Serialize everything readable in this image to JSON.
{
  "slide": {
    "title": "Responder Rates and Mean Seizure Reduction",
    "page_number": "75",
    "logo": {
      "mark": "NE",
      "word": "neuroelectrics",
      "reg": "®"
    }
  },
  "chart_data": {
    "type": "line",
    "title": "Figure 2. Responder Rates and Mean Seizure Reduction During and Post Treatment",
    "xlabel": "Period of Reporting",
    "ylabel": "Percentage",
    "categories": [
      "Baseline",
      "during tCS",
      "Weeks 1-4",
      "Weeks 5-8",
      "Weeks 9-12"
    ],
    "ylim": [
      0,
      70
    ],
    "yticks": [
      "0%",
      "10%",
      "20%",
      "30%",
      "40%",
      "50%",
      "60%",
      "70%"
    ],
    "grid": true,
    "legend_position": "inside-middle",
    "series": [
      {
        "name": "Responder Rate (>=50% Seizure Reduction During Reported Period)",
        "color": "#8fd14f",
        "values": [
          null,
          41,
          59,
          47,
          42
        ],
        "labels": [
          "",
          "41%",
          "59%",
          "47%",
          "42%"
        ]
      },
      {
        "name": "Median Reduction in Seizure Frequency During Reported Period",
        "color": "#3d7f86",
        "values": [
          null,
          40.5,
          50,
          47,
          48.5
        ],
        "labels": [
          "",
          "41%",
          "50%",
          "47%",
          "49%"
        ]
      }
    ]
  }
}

-------------------------

Given task:
Write the data out again in full and exactly.

Written answer:
Serialize everything readable in this image to JSON.
{
  "slide": {
    "title": "Responder Rates and Mean Seizure Reduction",
    "page_number": "75",
    "logo": {
      "mark": "NE",
      "word": "neuroelectrics",
      "reg": "®"
    }
  },
  "chart_data": {
    "type": "line",
    "title": "Figure 2. Responder Rates and Mean Seizure Reduction During and Post Treatment",
    "xlabel": "Period of Reporting",
    "ylabel": "Percentage",
    "categories": [
      "Baseline",
      "during tCS",
      "Weeks 1-4",
      "Weeks 5-8",
      "Weeks 9-12"
    ],
    "ylim": [
      0,
      70
    ],
    "yticks": [
      "0%",
      "10%",
      "20%",
      "30%",
      "40%",
      "50%",
      "60%",
      "70%"
    ],
    "grid": true,
    "legend_position": "inside-middle",
    "series": [
      {
        "name": "Responder Rate (>=50% Seizure Reduction During Reported Period)",
        "color": "#8fd14f",
        "values": [
          null,
          41,
          59,
          47,
          42
        ],
        "labels": [
          "",
          "41%",
          "59%",
          "47%",
          "42%"
        ]
      },
      {
        "name": "Median Reduction in Seizure Frequency During Reported Period",
        "color": "#3d7f86",
        "values": [
          null,
          40.5,
          50,
          47,
          48.5
        ],
        "labels": [
          "",
          "41%",
          "50%",
          "47%",
          "49%"
        ]
      }
    ]
  }
}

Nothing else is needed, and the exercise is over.